Description of the task: In the entries, find all lines that hold the word "prompt" and copy them.

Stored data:

— Start —

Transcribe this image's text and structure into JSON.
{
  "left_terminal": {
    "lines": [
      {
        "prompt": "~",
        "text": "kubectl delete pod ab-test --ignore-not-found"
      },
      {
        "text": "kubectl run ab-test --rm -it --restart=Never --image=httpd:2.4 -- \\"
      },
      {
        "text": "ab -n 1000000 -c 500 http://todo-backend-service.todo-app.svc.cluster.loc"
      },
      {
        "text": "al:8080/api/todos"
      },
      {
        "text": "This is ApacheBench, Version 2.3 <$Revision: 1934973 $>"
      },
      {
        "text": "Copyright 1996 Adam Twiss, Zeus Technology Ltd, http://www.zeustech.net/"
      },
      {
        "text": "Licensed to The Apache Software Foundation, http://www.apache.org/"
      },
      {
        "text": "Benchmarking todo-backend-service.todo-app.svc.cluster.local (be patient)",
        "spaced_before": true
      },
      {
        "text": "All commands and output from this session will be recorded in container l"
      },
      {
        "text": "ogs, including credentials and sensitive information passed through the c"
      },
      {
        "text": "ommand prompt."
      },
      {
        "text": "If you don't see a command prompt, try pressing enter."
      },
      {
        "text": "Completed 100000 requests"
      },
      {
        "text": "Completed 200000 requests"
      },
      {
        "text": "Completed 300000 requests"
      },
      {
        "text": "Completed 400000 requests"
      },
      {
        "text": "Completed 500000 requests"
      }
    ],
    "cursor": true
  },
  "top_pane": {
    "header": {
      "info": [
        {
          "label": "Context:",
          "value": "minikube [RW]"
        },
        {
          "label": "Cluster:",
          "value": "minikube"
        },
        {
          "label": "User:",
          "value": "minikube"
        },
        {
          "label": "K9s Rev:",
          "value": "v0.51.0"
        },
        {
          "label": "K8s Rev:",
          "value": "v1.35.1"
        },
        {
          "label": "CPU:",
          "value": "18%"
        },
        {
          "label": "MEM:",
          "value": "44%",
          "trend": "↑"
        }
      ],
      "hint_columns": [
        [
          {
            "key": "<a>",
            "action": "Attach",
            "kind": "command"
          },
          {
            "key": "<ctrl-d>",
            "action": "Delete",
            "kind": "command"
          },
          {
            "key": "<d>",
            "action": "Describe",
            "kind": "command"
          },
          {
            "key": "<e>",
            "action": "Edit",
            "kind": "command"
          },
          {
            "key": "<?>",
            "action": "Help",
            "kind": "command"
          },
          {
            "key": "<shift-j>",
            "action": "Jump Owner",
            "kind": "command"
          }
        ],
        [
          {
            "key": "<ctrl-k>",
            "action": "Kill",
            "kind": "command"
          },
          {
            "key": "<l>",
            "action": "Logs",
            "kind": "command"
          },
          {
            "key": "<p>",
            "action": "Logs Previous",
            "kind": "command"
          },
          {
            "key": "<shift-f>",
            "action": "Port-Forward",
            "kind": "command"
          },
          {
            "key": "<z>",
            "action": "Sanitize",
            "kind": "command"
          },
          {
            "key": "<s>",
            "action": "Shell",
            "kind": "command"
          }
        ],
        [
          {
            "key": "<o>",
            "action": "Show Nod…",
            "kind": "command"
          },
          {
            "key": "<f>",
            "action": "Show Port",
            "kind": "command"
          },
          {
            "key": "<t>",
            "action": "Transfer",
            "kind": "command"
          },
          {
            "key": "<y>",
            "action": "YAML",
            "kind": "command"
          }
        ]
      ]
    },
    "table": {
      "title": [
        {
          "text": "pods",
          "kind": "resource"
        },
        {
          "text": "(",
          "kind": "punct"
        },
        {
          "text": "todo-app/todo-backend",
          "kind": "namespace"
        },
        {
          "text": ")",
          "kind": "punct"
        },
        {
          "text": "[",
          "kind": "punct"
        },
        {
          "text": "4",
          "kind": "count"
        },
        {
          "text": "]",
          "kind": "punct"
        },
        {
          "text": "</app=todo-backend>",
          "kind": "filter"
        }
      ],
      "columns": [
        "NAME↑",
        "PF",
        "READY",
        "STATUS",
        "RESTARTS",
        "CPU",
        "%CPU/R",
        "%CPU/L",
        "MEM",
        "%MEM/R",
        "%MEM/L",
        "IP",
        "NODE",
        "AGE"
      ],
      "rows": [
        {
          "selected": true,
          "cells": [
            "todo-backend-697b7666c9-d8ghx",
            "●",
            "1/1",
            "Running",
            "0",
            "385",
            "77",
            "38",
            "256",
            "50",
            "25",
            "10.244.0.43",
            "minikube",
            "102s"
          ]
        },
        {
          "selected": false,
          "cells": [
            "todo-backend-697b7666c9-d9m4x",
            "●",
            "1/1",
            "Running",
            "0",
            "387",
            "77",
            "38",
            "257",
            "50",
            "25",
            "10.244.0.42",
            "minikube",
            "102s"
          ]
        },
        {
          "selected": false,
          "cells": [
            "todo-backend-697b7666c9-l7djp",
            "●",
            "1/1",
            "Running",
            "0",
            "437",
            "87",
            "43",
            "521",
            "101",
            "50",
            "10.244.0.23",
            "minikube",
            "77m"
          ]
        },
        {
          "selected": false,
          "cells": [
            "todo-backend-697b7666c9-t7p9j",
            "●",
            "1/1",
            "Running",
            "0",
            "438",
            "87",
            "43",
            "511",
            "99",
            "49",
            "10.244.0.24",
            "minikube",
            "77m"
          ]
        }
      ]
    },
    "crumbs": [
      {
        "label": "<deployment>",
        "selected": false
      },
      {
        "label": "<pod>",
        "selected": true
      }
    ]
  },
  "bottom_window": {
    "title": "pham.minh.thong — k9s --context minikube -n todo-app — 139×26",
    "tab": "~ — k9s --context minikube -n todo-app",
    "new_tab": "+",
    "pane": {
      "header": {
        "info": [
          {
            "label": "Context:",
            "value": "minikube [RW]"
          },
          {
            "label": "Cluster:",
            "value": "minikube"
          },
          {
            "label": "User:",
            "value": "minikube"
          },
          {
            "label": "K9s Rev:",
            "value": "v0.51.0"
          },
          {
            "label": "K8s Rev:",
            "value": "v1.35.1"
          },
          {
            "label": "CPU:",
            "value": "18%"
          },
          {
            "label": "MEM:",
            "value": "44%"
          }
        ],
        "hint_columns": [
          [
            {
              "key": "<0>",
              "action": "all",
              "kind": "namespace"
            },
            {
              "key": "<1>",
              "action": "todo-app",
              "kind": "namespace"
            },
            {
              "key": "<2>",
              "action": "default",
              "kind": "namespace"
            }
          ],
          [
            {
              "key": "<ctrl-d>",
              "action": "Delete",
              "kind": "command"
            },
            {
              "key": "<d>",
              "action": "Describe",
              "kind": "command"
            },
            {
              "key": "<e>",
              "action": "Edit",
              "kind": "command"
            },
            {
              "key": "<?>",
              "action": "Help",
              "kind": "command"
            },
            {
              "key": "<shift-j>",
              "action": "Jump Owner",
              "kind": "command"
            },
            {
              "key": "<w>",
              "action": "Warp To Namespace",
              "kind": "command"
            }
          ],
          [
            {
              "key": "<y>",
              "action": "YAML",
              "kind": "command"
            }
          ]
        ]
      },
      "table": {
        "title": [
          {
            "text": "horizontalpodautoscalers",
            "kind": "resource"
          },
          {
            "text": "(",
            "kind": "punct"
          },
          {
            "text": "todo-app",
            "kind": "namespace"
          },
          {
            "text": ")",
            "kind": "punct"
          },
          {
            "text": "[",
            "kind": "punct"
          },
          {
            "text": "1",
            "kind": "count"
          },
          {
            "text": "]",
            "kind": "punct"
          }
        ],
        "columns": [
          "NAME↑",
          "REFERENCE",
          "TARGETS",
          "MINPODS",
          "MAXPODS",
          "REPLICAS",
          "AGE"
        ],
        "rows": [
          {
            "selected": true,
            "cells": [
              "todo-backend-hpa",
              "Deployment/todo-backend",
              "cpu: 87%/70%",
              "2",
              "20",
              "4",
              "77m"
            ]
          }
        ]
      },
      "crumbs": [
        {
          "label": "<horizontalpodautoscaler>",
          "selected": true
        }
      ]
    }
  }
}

— End —

Worked solution:
        "prompt": "~",
        "text": "ommand prompt."
        "text": "If you don't see a command prompt, try pressing enter."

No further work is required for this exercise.